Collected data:
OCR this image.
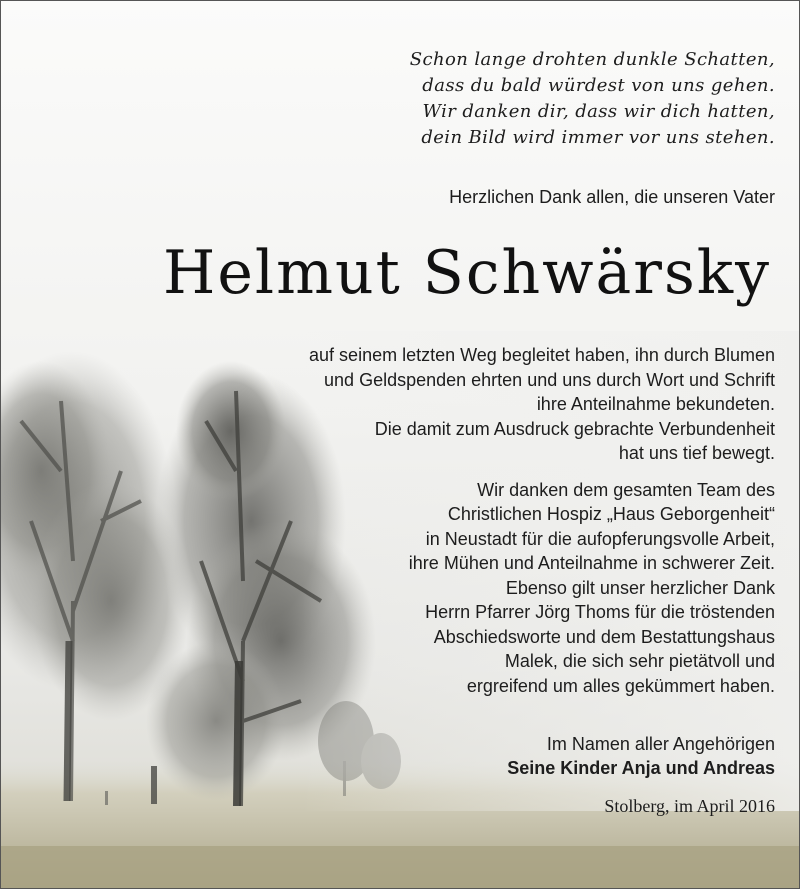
Schon lange drohten dunkle Schatten,
dass du bald würdest von uns gehen.
Wir danken dir, dass wir dich hatten,
dein Bild wird immer vor uns stehen.
Herzlichen Dank allen, die unseren Vater
Helmut Schwärsky
auf seinem letzten Weg begleitet haben, ihn durch Blumen
und Geldspenden ehrten und uns durch Wort und Schrift
ihre Anteilnahme bekundeten.
Die damit zum Ausdruck gebrachte Verbundenheit
hat uns tief bewegt.
Wir danken dem gesamten Team des
Christlichen Hospiz „Haus Geborgenheit“
in Neustadt für die aufopferungsvolle Arbeit,
ihre Mühen und Anteilnahme in schwerer Zeit.
Ebenso gilt unser herzlicher Dank
Herrn Pfarrer Jörg Thoms für die tröstenden
Abschiedsworte und dem Bestattungshaus
Malek, die sich sehr pietätvoll und
ergreifend um alles gekümmert haben.
Im Namen aller Angehörigen
Seine Kinder Anja und Andreas
Stolberg, im April 2016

> **EXERCISE REQUIREMENTS**: Check every line of the data above for the string "haben", and copy those that have it.

> **FULL SOLUTION**:
auf seinem letzten Weg begleitet haben, ihn durch Blumen
ergreifend um alles gekümmert haben.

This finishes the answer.